◆ RAW RECORDS:
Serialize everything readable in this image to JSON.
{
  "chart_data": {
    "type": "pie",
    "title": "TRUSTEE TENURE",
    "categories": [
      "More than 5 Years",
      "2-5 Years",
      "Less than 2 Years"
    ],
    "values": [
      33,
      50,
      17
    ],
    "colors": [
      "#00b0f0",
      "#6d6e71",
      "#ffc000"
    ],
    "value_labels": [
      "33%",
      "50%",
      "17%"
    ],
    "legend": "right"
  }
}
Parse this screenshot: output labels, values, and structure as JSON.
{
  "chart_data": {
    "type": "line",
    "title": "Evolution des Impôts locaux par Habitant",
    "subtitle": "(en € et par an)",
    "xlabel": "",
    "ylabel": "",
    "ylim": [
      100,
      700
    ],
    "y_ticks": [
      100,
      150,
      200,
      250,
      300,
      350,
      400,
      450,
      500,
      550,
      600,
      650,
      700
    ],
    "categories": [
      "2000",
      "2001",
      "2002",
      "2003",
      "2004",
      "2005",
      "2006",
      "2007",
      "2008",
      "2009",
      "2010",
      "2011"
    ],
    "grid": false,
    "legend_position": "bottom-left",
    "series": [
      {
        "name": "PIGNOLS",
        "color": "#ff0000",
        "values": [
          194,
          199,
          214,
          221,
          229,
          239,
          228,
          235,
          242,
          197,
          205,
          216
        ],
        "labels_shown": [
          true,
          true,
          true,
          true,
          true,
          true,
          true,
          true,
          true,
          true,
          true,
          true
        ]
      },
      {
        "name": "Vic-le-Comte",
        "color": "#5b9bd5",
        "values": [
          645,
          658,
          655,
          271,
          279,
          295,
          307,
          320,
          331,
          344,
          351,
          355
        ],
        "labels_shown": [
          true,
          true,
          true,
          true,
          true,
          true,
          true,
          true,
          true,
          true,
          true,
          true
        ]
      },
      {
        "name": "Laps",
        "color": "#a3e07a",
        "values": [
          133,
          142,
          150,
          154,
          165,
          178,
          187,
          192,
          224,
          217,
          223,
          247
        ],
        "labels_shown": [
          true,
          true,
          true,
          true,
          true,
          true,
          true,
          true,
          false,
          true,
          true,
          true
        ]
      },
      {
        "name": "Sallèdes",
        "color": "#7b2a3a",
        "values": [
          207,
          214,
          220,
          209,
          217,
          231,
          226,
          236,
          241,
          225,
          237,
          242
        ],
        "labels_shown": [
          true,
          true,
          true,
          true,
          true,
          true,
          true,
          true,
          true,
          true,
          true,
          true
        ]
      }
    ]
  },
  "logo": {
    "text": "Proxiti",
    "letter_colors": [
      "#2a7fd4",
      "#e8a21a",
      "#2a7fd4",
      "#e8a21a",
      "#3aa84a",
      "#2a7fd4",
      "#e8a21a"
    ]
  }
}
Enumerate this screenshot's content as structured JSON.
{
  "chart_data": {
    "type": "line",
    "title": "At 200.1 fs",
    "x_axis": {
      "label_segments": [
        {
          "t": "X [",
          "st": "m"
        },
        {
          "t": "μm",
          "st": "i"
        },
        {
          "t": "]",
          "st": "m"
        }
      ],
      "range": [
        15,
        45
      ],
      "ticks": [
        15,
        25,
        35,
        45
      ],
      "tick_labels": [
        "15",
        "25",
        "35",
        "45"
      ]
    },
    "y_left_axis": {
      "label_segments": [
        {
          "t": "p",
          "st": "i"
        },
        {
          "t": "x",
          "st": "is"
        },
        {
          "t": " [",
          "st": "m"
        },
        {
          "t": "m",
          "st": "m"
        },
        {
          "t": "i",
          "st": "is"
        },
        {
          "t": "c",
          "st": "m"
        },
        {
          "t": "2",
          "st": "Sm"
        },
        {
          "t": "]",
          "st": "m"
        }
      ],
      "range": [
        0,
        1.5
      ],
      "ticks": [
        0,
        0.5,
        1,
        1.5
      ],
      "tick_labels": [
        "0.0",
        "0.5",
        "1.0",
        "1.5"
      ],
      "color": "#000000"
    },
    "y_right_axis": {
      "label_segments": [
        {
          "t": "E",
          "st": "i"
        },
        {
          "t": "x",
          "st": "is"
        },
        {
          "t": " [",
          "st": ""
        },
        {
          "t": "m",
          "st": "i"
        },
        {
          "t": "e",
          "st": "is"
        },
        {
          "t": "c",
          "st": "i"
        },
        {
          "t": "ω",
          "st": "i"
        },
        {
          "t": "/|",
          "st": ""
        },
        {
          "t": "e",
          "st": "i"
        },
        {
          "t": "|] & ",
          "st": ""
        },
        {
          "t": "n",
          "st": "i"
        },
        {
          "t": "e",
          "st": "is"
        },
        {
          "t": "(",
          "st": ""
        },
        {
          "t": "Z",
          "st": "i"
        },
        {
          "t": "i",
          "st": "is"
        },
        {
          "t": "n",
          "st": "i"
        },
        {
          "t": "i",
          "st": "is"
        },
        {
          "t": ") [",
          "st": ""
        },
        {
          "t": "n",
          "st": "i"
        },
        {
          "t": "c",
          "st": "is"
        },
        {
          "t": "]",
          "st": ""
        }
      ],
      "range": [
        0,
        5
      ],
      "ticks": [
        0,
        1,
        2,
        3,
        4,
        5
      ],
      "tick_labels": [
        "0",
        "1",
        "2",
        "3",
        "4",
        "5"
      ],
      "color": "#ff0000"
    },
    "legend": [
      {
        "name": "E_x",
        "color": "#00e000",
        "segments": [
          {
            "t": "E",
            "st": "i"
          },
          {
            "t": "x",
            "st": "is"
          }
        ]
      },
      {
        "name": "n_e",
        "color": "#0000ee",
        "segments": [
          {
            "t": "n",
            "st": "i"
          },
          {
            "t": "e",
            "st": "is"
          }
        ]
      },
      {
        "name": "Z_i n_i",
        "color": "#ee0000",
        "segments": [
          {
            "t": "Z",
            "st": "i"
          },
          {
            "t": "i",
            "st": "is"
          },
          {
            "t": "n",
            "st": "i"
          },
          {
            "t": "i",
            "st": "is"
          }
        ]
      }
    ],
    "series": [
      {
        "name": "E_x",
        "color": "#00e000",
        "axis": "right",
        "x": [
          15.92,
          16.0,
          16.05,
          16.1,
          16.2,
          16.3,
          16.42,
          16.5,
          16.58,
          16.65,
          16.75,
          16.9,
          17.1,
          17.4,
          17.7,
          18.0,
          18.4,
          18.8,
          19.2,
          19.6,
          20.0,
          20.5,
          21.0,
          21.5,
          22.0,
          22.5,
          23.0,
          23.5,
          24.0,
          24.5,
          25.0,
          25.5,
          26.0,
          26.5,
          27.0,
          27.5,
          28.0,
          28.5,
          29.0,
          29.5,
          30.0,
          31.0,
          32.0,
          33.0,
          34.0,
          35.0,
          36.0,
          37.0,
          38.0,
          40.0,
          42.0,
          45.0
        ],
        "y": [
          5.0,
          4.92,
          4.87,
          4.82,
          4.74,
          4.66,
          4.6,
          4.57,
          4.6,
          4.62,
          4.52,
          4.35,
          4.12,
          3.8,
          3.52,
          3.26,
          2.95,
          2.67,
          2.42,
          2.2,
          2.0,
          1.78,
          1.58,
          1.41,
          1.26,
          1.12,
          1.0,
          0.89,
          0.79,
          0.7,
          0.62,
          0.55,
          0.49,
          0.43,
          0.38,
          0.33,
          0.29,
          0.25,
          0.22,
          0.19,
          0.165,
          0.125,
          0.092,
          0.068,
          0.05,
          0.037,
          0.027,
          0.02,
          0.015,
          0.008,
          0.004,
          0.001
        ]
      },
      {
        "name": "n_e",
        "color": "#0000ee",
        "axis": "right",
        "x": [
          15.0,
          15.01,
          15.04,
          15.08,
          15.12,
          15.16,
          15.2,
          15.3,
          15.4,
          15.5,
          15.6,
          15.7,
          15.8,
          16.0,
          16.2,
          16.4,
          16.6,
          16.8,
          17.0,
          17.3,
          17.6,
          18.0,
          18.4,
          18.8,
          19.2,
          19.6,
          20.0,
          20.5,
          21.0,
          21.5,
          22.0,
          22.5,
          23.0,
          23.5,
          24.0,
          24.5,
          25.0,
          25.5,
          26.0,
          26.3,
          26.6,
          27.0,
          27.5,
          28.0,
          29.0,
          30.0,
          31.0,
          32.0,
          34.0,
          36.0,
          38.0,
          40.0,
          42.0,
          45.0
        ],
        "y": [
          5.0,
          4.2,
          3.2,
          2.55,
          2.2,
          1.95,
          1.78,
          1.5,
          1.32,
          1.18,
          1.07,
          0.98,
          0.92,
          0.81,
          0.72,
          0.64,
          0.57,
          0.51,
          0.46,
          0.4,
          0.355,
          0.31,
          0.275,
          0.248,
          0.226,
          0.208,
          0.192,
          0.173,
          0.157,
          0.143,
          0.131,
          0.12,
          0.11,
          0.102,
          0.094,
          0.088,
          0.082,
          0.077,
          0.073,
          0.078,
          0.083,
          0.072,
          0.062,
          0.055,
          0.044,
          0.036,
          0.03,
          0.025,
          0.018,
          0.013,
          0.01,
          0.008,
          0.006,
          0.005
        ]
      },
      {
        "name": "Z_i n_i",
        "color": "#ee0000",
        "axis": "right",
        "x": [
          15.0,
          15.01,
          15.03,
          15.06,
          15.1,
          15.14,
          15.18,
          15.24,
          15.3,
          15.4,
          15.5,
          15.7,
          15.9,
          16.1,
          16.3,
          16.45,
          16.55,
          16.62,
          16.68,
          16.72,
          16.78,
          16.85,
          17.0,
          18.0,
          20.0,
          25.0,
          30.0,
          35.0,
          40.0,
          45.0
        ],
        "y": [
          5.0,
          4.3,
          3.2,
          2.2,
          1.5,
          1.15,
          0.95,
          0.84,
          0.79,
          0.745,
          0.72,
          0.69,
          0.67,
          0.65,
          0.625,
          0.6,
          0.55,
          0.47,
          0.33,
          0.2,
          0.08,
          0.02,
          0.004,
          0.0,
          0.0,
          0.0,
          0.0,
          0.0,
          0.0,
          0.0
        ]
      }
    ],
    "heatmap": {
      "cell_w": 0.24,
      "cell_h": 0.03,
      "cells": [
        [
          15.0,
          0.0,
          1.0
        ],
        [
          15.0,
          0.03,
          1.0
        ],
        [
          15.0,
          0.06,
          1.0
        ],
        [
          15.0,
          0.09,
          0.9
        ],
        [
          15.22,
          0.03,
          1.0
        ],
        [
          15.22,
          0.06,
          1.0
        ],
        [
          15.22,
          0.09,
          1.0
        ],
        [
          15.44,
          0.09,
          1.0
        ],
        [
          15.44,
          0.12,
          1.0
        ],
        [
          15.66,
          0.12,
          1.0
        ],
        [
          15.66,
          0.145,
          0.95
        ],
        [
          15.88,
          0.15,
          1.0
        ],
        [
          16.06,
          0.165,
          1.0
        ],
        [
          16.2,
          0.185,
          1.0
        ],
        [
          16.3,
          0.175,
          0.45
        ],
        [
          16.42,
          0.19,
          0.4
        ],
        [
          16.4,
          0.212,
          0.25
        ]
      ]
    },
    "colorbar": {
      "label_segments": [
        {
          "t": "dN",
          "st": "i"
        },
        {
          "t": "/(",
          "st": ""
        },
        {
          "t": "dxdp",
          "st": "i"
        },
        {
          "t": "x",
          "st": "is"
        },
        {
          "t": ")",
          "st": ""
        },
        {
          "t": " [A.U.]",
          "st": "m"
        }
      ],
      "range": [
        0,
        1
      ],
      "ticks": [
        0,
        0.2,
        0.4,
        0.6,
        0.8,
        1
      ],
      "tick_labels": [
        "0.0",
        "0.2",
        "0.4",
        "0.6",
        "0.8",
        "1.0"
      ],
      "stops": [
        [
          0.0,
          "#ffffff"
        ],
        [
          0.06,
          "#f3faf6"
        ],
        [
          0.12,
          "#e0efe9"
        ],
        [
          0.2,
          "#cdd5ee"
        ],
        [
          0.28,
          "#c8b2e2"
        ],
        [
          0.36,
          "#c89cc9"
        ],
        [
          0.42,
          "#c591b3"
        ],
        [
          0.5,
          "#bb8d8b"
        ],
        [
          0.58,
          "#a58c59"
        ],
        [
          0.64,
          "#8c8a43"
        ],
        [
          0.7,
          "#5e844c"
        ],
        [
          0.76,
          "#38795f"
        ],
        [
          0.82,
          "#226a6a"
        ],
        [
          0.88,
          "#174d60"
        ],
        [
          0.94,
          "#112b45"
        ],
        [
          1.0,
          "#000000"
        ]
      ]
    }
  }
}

◆ REQUIRED TASK: Determine how many lines of the material include the string "name". Output only that count.

◆ SOLUTION TO THIS EXERCISE: 10